§ **WHAT YOU SHOULD DO**
Using the records that follow, copy every line containing the word "true".

§ **INPUT FOR THIS TASK**
* Begin *
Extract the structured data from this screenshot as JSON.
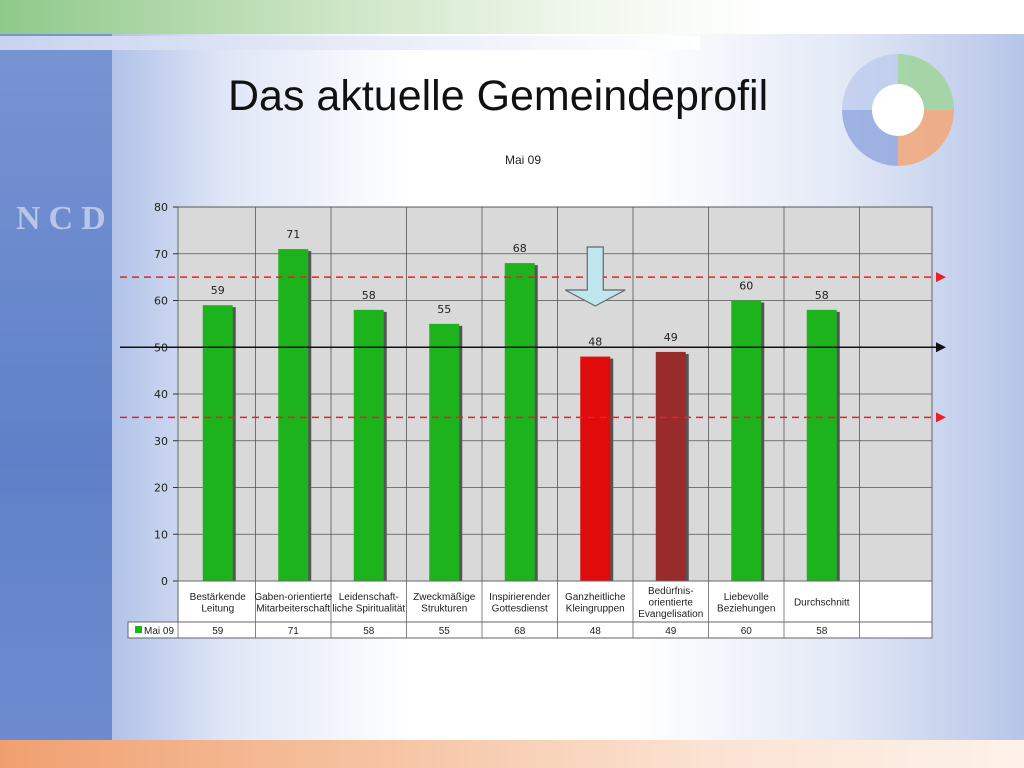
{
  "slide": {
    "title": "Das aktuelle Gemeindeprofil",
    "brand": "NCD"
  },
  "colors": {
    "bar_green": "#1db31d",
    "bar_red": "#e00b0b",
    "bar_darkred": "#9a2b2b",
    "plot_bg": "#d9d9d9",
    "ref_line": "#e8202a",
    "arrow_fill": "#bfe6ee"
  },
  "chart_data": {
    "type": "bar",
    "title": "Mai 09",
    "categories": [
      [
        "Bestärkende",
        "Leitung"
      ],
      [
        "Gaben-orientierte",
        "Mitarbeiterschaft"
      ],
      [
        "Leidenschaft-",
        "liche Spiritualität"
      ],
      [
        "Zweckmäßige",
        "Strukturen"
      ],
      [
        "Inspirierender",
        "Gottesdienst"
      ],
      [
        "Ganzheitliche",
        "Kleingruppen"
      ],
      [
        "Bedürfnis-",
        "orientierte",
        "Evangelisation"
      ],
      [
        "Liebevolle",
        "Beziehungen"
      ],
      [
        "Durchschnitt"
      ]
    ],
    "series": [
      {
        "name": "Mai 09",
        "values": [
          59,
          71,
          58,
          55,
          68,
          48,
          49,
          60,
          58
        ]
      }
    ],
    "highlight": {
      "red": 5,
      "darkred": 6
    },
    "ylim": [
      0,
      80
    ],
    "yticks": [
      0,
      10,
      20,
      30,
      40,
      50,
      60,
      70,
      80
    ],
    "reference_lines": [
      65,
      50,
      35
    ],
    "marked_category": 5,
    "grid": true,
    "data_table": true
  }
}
* End *
* Begin *
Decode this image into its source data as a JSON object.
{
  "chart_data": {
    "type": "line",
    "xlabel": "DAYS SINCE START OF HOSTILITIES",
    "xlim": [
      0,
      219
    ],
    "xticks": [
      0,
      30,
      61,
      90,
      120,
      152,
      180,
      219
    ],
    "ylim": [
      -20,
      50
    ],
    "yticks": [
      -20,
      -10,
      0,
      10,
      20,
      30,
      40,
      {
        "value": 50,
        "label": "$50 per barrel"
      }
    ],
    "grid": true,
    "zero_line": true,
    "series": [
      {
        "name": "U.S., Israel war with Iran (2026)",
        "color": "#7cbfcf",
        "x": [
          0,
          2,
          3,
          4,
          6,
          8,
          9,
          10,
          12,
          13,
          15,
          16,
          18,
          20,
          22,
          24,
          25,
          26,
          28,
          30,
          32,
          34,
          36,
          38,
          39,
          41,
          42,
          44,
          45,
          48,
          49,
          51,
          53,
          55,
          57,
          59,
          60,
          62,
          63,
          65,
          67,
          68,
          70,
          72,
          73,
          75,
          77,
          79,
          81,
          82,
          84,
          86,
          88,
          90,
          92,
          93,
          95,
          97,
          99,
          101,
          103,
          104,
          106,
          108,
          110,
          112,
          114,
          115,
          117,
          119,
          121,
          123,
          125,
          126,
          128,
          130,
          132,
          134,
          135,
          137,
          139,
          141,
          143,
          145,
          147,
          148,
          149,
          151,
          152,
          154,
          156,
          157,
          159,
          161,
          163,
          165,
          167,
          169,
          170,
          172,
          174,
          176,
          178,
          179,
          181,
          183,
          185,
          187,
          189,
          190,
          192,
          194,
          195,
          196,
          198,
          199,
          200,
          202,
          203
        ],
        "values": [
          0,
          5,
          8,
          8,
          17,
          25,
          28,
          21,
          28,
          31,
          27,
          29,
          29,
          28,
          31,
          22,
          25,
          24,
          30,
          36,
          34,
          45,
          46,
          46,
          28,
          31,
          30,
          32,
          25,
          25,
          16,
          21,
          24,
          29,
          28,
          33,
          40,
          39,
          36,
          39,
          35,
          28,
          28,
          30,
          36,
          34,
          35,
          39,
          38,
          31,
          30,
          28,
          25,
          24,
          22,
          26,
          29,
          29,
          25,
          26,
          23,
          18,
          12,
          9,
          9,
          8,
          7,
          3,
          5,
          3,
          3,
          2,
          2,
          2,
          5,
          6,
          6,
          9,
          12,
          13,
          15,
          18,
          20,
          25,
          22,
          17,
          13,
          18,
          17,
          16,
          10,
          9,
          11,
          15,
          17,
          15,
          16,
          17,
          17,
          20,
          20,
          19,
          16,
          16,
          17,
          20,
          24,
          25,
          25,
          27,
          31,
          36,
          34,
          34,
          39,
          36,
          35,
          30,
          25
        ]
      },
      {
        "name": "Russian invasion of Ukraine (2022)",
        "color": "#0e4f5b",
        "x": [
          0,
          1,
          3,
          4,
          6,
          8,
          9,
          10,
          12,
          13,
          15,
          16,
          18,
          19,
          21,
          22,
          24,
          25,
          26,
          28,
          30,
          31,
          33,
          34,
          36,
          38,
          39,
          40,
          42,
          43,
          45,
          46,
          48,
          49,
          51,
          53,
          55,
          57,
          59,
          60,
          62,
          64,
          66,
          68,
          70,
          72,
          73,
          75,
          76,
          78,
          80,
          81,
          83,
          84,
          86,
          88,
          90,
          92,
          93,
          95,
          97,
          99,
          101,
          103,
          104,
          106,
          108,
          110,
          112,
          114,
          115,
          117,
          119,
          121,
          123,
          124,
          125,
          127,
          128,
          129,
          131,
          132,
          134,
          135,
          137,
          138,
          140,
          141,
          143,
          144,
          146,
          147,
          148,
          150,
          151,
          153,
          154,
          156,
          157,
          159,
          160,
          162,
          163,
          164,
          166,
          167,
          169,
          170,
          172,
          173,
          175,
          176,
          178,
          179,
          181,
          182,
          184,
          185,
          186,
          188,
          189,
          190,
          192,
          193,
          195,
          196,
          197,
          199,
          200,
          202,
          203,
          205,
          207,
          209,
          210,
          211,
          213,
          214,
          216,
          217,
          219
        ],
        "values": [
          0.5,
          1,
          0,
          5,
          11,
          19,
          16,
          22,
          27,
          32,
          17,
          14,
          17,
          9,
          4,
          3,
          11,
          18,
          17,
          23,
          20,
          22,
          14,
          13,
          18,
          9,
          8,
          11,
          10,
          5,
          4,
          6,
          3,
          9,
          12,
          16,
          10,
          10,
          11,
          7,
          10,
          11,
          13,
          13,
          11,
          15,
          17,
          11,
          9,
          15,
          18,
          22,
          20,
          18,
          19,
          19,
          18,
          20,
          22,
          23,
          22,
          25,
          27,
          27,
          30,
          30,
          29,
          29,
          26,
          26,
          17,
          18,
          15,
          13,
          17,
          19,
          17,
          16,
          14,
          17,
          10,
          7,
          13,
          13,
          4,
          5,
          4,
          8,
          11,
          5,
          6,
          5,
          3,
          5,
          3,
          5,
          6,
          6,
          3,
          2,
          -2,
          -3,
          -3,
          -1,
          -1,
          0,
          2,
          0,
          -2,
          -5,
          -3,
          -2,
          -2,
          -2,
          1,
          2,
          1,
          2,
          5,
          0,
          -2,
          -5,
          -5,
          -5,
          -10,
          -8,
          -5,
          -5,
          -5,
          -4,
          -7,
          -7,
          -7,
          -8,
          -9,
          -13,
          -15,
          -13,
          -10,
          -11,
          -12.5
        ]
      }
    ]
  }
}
* End *
§ **RESULT FOR THIS EXERCISE**
    "grid": true,
    "data_table": true
    "grid": true,
    "zero_line": true,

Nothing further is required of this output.